What is needed
From the entries below, copy every line holding the word "text".

Input
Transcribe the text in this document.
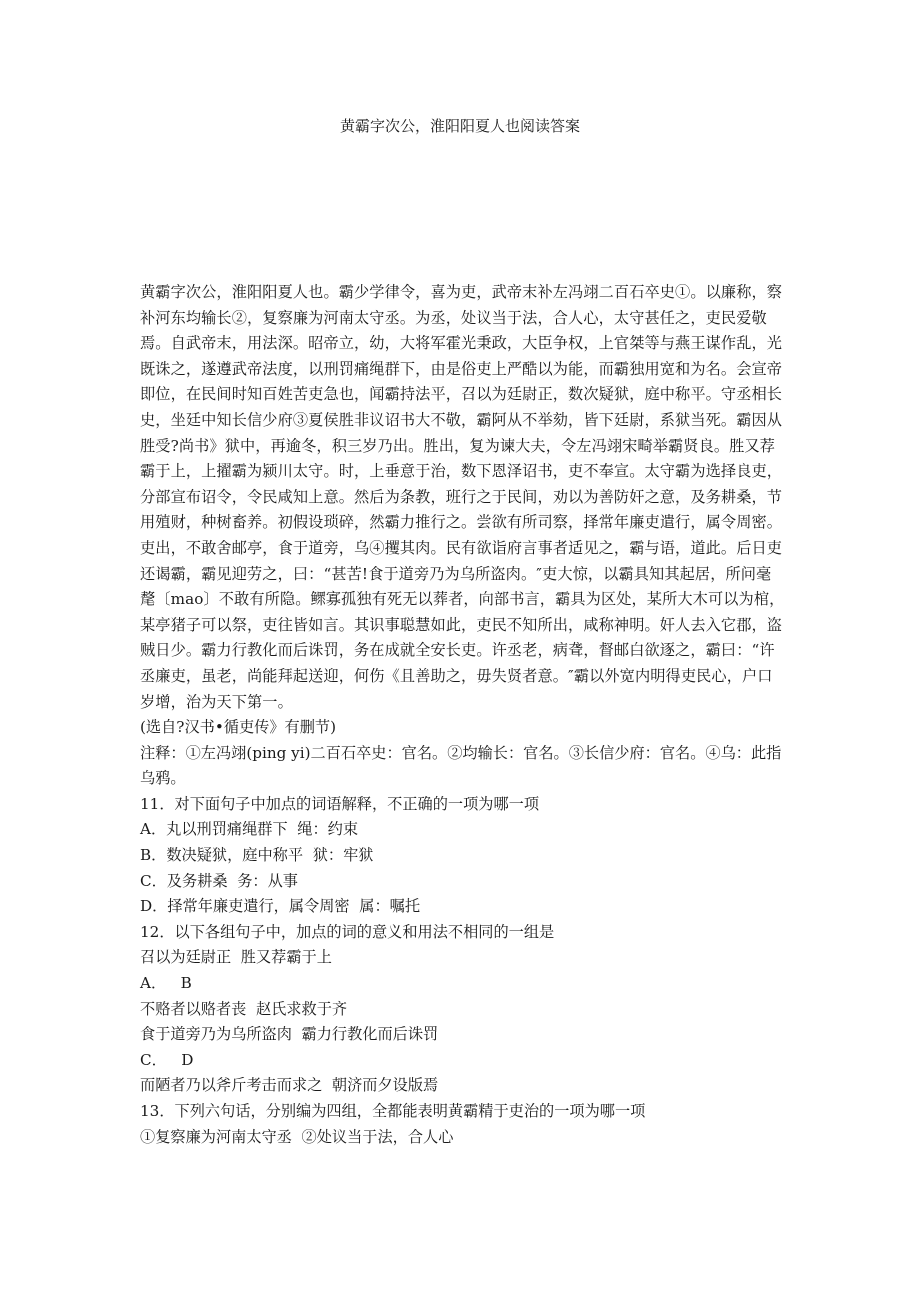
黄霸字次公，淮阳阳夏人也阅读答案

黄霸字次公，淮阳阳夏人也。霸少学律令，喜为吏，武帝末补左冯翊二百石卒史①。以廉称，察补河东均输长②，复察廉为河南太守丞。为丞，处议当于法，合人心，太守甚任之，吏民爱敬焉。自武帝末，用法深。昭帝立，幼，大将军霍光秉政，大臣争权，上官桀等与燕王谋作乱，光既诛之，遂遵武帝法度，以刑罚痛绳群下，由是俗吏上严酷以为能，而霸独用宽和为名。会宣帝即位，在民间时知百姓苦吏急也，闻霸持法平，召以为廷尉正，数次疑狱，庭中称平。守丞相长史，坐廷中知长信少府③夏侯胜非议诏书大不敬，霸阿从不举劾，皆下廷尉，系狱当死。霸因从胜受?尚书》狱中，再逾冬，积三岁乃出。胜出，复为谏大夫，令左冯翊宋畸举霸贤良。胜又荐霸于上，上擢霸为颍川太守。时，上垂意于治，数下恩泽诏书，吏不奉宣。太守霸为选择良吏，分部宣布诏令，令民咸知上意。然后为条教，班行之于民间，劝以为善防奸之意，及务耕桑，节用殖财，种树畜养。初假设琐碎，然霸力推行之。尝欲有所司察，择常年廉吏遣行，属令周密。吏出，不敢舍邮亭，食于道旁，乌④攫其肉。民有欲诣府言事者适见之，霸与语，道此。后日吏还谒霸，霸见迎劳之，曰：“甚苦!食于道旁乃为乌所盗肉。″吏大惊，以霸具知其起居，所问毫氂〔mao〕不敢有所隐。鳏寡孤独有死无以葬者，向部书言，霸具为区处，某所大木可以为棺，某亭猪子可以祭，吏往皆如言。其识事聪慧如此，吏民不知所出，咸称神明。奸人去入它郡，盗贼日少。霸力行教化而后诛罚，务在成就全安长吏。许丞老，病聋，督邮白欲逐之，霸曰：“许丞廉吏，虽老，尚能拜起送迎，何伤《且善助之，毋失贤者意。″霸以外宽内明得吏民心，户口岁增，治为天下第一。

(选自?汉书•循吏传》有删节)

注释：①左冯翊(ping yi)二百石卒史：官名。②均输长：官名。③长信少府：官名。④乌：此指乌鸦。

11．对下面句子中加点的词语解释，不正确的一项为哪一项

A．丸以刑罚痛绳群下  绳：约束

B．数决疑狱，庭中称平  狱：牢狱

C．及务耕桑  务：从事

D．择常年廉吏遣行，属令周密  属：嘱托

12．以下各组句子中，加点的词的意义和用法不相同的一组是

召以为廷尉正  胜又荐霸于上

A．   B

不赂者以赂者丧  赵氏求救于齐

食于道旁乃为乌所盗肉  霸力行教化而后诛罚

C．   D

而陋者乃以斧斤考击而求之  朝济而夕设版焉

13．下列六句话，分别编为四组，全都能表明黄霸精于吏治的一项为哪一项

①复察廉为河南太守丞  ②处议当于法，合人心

...

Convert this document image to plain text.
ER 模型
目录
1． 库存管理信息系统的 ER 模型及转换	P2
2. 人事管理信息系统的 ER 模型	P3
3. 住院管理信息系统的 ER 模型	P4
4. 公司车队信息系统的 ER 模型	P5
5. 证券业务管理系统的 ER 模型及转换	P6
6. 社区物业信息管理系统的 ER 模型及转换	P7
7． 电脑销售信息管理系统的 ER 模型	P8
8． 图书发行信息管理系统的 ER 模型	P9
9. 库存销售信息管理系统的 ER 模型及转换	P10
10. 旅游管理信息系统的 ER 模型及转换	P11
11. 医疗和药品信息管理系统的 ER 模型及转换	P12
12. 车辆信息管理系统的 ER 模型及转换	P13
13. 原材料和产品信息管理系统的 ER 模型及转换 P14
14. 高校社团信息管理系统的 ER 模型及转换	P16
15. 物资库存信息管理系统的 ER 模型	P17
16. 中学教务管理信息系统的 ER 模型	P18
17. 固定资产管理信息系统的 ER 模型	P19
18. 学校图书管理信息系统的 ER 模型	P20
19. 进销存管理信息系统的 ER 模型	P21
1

Task solution
Transcribe the text in this document.
Convert this document image to plain text.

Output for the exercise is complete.